## [THE PROBLEM]
Copy nothing but the text: repeat each entry exactly and drop the images.

■ ■ ■ ■ ■ ■ ■

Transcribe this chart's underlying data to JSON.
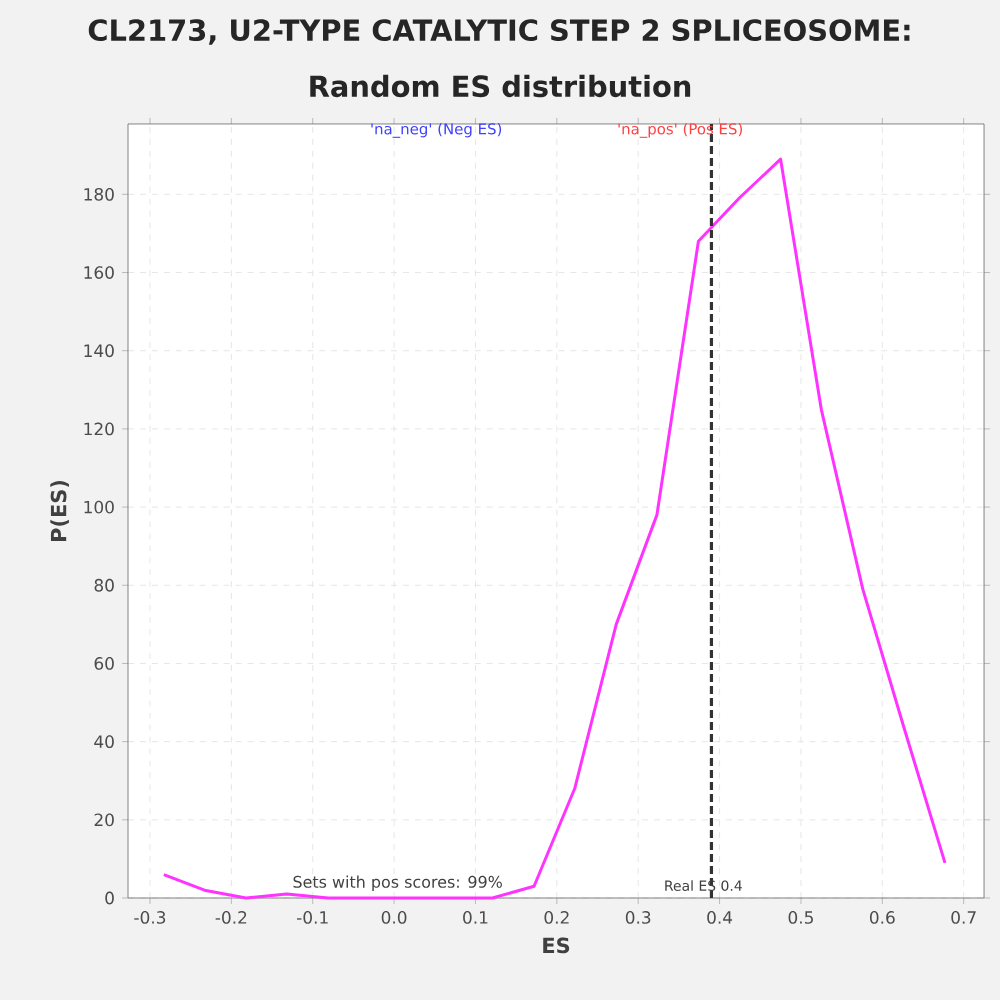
{
  "chart_data": {
    "type": "line",
    "title": "CL2173, U2-TYPE CATALYTIC STEP 2 SPLICEOSOME:",
    "subtitle": "Random ES distribution",
    "xlabel": "ES",
    "ylabel": "P(ES)",
    "x": [
      -0.283,
      -0.233,
      -0.182,
      -0.132,
      -0.081,
      -0.031,
      0.02,
      0.071,
      0.121,
      0.172,
      0.222,
      0.273,
      0.323,
      0.374,
      0.424,
      0.475,
      0.525,
      0.576,
      0.626,
      0.677
    ],
    "series": [
      {
        "color": "#ff33ff",
        "values": [
          6,
          2,
          0,
          1,
          0,
          0,
          0,
          0,
          0,
          3,
          28,
          70,
          98,
          168,
          179,
          189,
          125,
          79,
          44,
          9
        ]
      }
    ],
    "xlim": [
      -0.327,
      0.725
    ],
    "ylim": [
      0,
      198
    ],
    "xticks": [
      -0.3,
      -0.2,
      -0.1,
      {
        "value": 0,
        "label": "0.0"
      },
      0.1,
      0.2,
      0.3,
      0.4,
      0.5,
      0.6,
      0.7
    ],
    "yticks": [
      0,
      20,
      40,
      60,
      80,
      100,
      120,
      140,
      160,
      180
    ],
    "grid": true,
    "marker": "none",
    "line_style": "solid",
    "ref_lines": [
      {
        "axis": "x",
        "value": 0.39,
        "label": "Real ES 0.4",
        "color": "#333333",
        "line_style": "dashed"
      }
    ],
    "annotations": [
      "'na_neg' (Neg ES)",
      "'na_pos' (Pos ES)",
      "Sets with pos scores: 99%"
    ]
  }
}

■ ■ ■ ■ ■ ■ ■

## [EXERCISE ANSWER]
Transcribe this chart's underlying data to JSON.
{
  "chart_data": {
    "type": "line",
    "title": "CL2173, U2-TYPE CATALYTIC STEP 2 SPLICEOSOME:",
    "subtitle": "Random ES distribution",
    "xlabel": "ES",
    "ylabel": "P(ES)",
    "x": [
      -0.283,
      -0.233,
      -0.182,
      -0.132,
      -0.081,
      -0.031,
      0.02,
      0.071,
      0.121,
      0.172,
      0.222,
      0.273,
      0.323,
      0.374,
      0.424,
      0.475,
      0.525,
      0.576,
      0.626,
      0.677
    ],
    "series": [
      {
        "color": "#ff33ff",
        "values": [
          6,
          2,
          0,
          1,
          0,
          0,
          0,
          0,
          0,
          3,
          28,
          70,
          98,
          168,
          179,
          189,
          125,
          79,
          44,
          9
        ]
      }
    ],
    "xlim": [
      -0.327,
      0.725
    ],
    "ylim": [
      0,
      198
    ],
    "xticks": [
      -0.3,
      -0.2,
      -0.1,
      {
        "value": 0,
        "label": "0.0"
      },
      0.1,
      0.2,
      0.3,
      0.4,
      0.5,
      0.6,
      0.7
    ],
    "yticks": [
      0,
      20,
      40,
      60,
      80,
      100,
      120,
      140,
      160,
      180
    ],
    "grid": true,
    "marker": "none",
    "line_style": "solid",
    "ref_lines": [
      {
        "axis": "x",
        "value": 0.39,
        "label": "Real ES 0.4",
        "color": "#333333",
        "line_style": "dashed"
      }
    ],
    "annotations": [
      "'na_neg' (Neg ES)",
      "'na_pos' (Pos ES)",
      "Sets with pos scores: 99%"
    ]
  }
}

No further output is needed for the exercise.